— BEGIN —
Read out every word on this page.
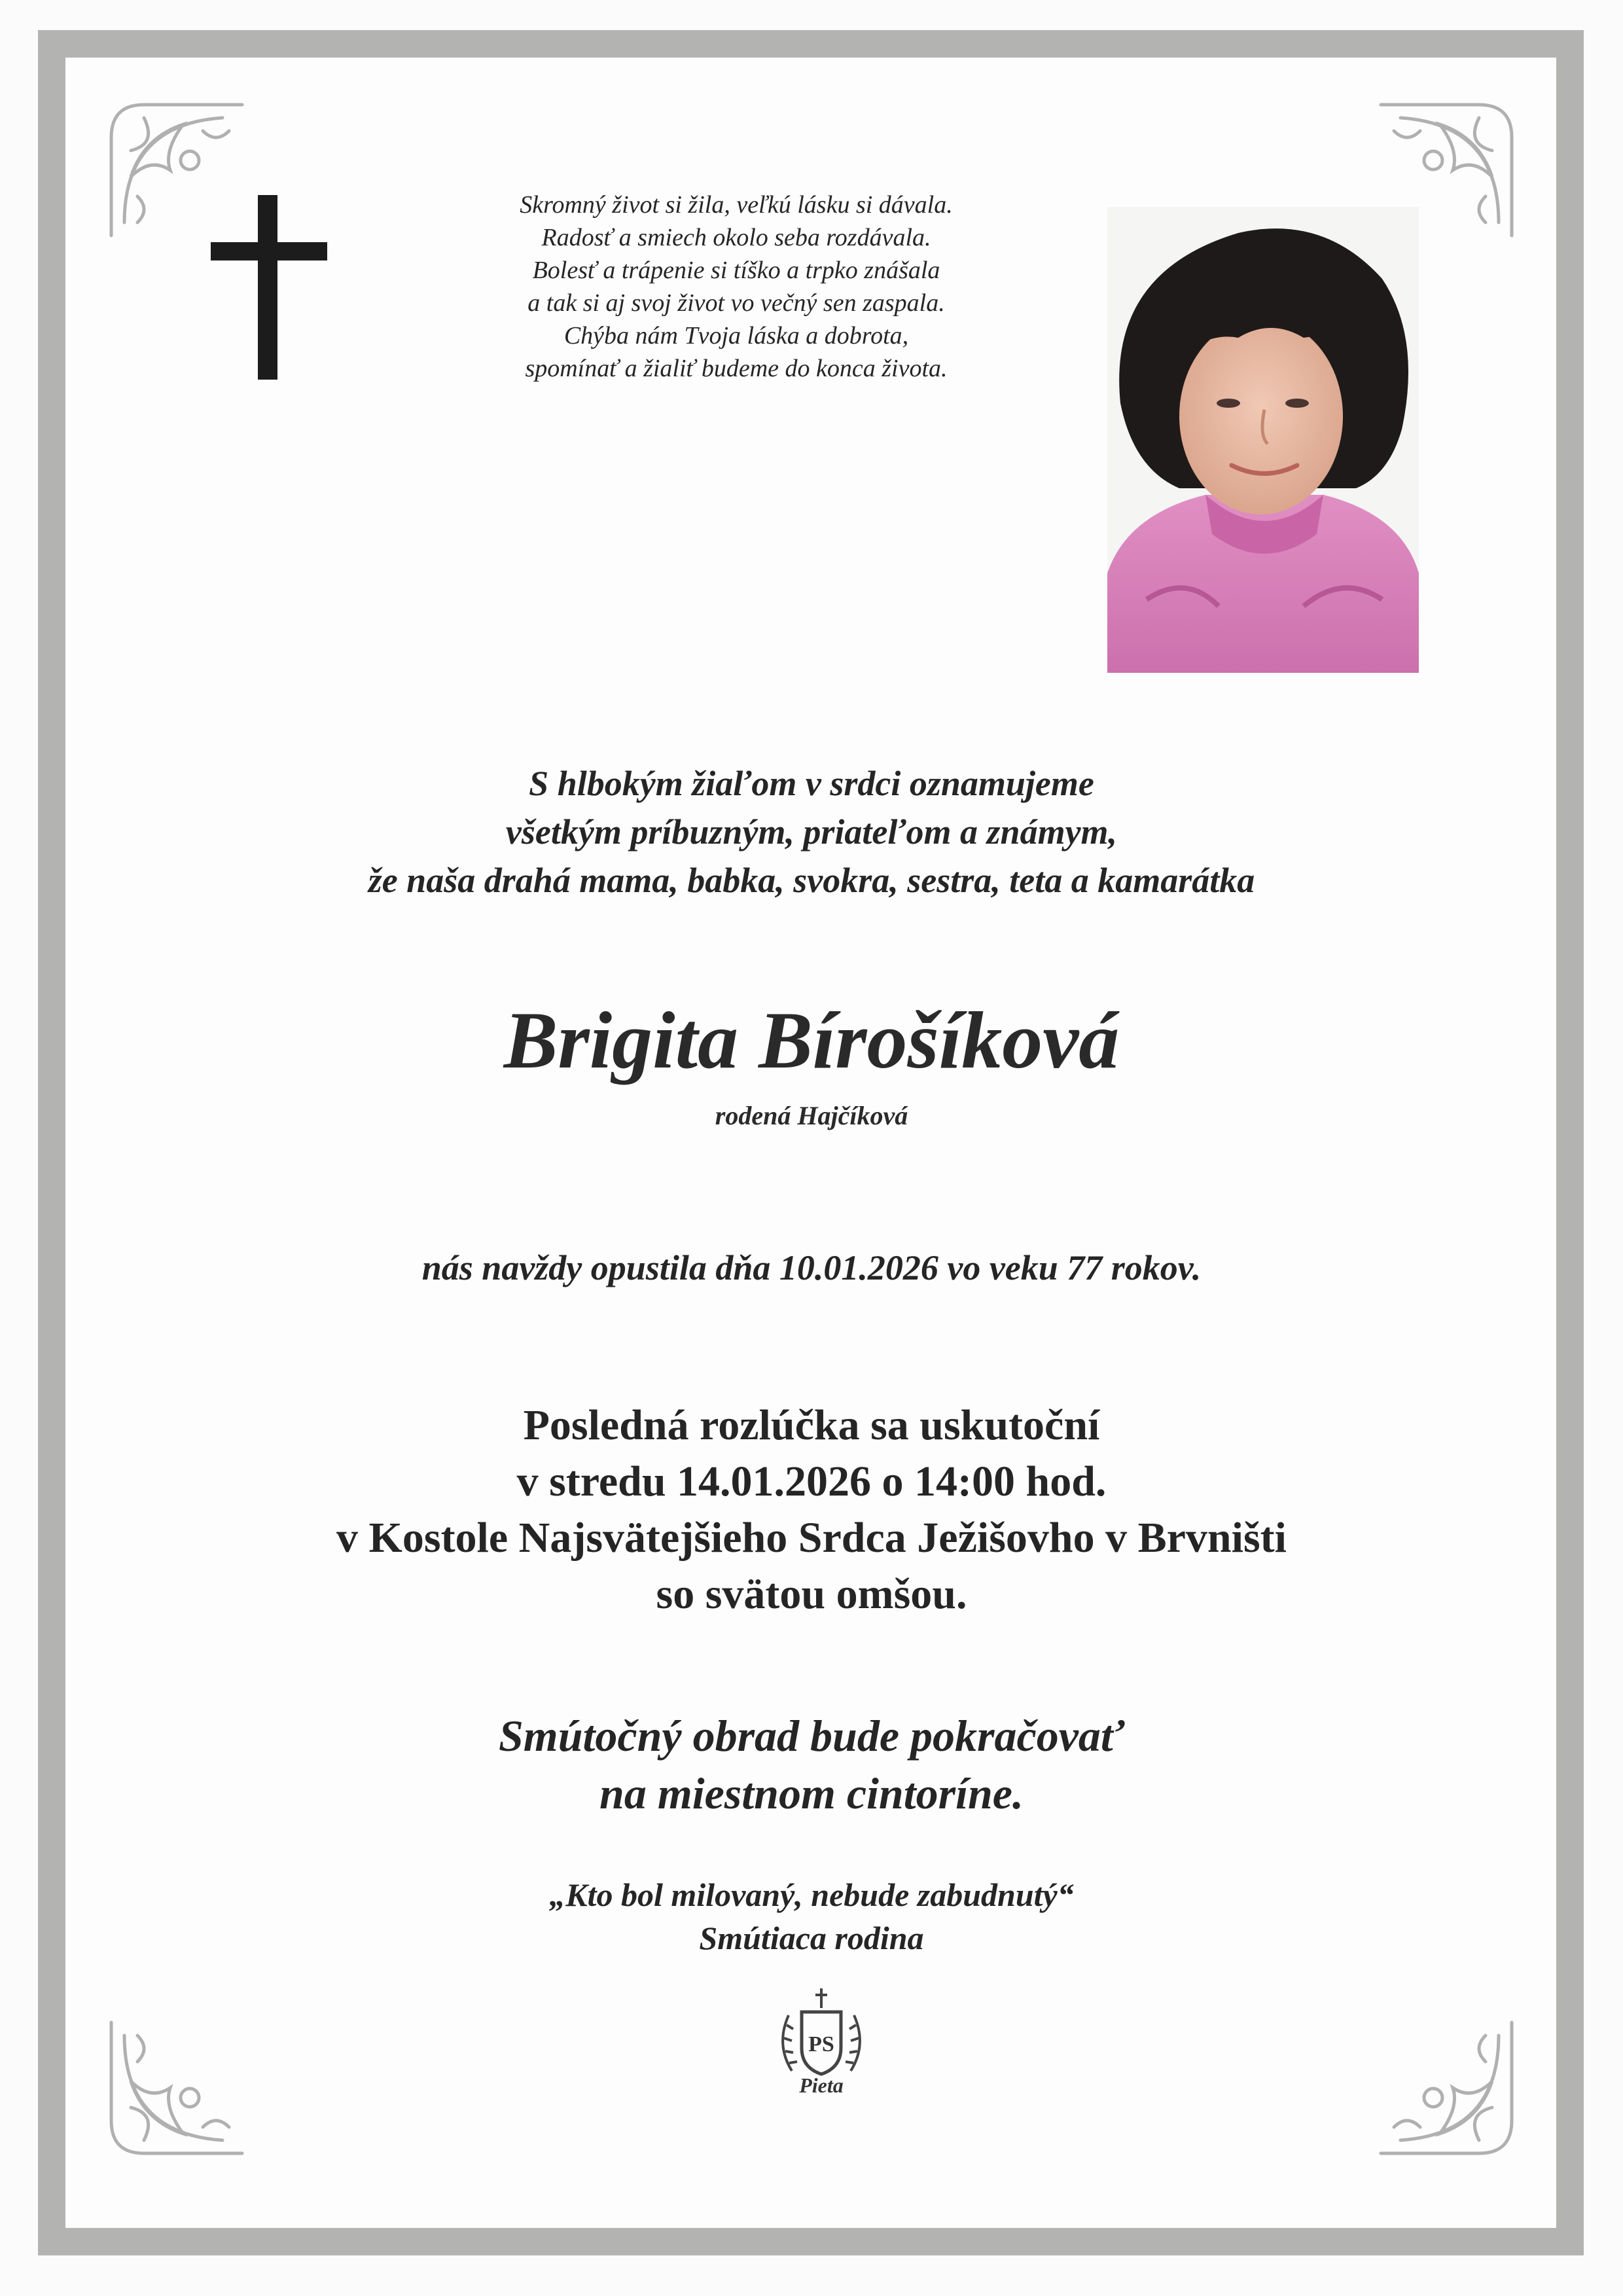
Skromný život si žila, veľkú lásku si dávala.
Radosť a smiech okolo seba rozdávala.
Bolesť a trápenie si tíško a trpko znášala
a tak si aj svoj život vo večný sen zaspala.
Chýba nám Tvoja láska a dobrota,
spomínať a žialiť budeme do konca života.
S hlbokým žiaľom v srdci oznamujeme
všetkým príbuzným, priateľom a známym,
že naša drahá mama, babka, svokra, sestra, teta a kamarátka
Brigita Bírošíková
rodená Hajčíková
nás navždy opustila dňa 10.01.2026 vo veku 77 rokov.
Posledná rozlúčka sa uskutoční
v stredu 14.01.2026 o 14:00 hod.
v Kostole Najsvätejšieho Srdca Ježišovho v Brvništi
so svätou omšou.
Smútočný obrad bude pokračovať
na miestnom cintoríne.
„Kto bol milovaný, nebude zabudnutý“
Smútiaca rodina
PS
Pieta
— END —
### Exercise requirements
Extract the full listing exactly, with the pictures left out.

### The solution
Read out every word on this page.
Skromný život si žila, veľkú lásku si dávala.
Radosť a smiech okolo seba rozdávala.
Bolesť a trápenie si tíško a trpko znášala
a tak si aj svoj život vo večný sen zaspala.
Chýba nám Tvoja láska a dobrota,
spomínať a žialiť budeme do konca života.
S hlbokým žiaľom v srdci oznamujeme
všetkým príbuzným, priateľom a známym,
že naša drahá mama, babka, svokra, sestra, teta a kamarátka
Brigita Bírošíková
rodená Hajčíková
nás navždy opustila dňa 10.01.2026 vo veku 77 rokov.
Posledná rozlúčka sa uskutoční
v stredu 14.01.2026 o 14:00 hod.
v Kostole Najsvätejšieho Srdca Ježišovho v Brvništi
so svätou omšou.
Smútočný obrad bude pokračovať
na miestnom cintoríne.
„Kto bol milovaný, nebude zabudnutý“
Smútiaca rodina
PS
Pieta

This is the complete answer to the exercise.